What to produce:
Rewrite the layout records from their first line through the line containing "card-label: Making government", renaming "axis-label" to "axis-title" and changing nothing else. Output only those lines.

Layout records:

Start

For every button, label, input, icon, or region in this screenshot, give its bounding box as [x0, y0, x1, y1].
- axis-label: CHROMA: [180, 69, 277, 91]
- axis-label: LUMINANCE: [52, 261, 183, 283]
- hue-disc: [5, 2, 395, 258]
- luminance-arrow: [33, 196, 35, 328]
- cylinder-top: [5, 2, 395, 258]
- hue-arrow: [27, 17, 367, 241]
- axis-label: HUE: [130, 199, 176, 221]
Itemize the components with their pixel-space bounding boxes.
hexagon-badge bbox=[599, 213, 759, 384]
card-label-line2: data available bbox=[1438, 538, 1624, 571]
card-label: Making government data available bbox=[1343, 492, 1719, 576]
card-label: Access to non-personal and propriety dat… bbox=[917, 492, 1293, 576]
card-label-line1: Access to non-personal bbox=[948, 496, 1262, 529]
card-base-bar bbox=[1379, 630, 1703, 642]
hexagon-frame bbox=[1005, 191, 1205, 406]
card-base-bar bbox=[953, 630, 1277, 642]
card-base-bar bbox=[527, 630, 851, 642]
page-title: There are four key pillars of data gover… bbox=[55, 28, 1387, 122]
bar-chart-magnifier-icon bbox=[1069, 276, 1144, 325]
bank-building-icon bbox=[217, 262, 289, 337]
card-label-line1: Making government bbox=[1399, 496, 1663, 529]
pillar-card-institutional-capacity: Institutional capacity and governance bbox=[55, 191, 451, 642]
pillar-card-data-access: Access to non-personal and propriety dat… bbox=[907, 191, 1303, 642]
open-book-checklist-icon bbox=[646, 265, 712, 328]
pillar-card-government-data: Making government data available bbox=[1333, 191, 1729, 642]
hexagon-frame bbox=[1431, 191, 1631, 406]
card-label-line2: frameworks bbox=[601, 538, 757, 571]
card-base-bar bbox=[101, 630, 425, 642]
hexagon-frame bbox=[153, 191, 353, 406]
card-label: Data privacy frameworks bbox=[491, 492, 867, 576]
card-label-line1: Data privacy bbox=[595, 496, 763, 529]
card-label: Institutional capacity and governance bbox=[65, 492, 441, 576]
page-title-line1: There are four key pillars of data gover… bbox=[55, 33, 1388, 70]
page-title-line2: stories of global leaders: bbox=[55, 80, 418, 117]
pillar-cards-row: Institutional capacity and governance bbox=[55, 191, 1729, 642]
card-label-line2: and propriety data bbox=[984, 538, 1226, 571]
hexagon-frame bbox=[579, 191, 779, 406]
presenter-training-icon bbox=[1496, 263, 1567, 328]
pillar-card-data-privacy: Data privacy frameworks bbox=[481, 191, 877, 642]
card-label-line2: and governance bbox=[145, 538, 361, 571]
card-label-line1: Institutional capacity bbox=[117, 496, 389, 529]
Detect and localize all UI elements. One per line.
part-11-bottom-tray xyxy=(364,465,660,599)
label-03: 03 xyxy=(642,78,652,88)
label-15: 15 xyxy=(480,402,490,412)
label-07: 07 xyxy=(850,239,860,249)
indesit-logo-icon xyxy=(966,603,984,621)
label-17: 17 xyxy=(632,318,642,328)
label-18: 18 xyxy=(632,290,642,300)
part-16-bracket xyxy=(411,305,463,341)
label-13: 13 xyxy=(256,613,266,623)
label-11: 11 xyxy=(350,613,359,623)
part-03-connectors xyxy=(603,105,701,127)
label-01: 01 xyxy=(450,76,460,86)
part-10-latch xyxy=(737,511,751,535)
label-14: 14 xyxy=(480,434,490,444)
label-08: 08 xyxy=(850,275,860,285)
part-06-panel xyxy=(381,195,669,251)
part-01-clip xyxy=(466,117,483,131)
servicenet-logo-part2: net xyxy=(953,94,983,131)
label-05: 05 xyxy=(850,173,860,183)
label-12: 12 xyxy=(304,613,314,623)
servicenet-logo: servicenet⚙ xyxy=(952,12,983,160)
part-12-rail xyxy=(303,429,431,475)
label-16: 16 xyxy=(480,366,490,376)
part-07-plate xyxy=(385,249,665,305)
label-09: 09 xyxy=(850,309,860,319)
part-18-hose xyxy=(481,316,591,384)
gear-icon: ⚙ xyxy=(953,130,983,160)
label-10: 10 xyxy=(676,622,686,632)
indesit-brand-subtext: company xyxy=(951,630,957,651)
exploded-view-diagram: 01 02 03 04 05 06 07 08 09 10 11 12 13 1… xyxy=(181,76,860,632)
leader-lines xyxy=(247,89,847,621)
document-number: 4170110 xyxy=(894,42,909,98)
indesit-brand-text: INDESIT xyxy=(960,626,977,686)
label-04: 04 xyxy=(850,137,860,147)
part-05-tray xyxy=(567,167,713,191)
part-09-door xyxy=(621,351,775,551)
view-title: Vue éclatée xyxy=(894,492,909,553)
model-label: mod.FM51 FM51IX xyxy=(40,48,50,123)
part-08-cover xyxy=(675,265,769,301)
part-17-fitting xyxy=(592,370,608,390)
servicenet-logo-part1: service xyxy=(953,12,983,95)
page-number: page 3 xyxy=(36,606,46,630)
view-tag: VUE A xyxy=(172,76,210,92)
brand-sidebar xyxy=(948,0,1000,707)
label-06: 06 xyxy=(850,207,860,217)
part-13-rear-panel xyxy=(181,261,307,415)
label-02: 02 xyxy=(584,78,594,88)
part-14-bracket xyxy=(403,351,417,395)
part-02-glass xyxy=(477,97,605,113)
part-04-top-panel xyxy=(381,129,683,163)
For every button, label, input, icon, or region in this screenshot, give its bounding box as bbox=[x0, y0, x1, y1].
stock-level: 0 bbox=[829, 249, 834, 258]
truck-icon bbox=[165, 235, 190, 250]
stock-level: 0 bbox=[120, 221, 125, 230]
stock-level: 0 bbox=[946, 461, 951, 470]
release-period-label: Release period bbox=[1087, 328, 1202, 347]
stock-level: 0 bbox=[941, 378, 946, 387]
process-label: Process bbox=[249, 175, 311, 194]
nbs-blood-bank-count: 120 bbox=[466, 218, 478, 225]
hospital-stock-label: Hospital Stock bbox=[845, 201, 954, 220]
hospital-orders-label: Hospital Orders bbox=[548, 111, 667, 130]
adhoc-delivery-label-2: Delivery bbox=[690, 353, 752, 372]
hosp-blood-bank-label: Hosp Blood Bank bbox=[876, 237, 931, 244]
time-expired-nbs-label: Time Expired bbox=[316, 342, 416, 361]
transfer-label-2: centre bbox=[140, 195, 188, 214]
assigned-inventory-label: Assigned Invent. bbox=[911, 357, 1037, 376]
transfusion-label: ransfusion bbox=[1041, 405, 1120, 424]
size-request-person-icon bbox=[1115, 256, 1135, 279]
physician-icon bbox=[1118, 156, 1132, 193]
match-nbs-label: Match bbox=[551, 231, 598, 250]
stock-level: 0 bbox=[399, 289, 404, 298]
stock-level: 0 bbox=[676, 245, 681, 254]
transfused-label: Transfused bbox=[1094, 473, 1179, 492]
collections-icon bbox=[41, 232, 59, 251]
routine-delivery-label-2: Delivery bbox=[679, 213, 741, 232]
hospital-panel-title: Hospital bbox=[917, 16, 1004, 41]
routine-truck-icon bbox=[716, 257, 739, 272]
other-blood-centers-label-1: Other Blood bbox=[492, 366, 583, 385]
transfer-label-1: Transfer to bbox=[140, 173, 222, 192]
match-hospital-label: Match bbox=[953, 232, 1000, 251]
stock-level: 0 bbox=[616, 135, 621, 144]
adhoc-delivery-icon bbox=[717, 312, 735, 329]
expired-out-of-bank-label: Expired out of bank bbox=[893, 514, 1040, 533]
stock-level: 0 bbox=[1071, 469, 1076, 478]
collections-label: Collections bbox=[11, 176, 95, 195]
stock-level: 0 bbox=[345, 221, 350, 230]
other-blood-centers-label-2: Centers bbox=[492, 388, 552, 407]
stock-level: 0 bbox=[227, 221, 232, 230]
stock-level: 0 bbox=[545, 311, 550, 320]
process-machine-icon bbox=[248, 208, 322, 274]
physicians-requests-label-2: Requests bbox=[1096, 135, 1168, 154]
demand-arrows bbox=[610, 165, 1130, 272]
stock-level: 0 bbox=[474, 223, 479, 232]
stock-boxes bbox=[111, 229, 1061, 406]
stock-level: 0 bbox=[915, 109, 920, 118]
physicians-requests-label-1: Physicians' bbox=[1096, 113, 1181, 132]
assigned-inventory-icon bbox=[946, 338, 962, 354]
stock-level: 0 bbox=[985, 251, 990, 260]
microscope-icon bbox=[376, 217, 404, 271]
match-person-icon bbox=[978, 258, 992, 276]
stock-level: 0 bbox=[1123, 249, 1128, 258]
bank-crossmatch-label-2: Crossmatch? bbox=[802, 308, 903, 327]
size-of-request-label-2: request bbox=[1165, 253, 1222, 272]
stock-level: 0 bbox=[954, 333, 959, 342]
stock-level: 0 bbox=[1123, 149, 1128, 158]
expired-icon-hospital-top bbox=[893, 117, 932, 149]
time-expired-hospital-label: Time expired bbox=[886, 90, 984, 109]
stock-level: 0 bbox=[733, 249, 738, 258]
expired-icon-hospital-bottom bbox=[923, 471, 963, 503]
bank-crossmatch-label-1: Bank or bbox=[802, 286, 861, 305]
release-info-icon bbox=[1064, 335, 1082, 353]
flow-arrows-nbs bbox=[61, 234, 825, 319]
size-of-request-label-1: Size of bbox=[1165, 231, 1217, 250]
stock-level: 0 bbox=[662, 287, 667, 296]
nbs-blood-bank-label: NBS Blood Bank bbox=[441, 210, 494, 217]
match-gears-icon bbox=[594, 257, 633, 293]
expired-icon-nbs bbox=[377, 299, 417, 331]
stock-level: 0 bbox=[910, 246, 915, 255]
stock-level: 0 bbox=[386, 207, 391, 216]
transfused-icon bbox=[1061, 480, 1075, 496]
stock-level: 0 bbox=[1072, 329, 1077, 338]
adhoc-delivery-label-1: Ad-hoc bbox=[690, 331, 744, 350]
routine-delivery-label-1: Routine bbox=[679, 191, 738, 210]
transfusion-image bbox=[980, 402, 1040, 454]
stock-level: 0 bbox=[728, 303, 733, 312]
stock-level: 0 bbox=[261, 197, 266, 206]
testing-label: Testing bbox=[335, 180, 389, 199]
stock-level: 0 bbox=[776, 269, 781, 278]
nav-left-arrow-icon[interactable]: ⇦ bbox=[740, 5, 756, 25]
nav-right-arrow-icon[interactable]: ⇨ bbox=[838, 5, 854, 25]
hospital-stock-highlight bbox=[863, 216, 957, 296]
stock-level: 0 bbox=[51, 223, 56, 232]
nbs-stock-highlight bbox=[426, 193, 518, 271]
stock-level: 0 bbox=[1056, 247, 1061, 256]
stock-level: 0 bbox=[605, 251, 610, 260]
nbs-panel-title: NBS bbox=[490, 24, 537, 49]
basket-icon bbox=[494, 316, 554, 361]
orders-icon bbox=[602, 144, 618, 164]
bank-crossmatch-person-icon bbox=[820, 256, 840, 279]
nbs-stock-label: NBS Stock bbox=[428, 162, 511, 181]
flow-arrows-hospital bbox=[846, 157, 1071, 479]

End

Exercise output:
For every button, label, input, icon, or region in this screenshot, give its bounding box as [x0, y0, x1, y1].
- axis-title: CHROMA: [180, 69, 277, 91]
- axis-title: LUMINANCE: [52, 261, 183, 283]
- hue-disc: [5, 2, 395, 258]
- luminance-arrow: [33, 196, 35, 328]
- cylinder-top: [5, 2, 395, 258]
- hue-arrow: [27, 17, 367, 241]
- axis-title: HUE: [130, 199, 176, 221]
Itemize the components with their pixel-space bounding boxes.
hexagon-badge bbox=[599, 213, 759, 384]
card-label-line2: data available bbox=[1438, 538, 1624, 571]
card-label: Making government data available bbox=[1343, 492, 1719, 576]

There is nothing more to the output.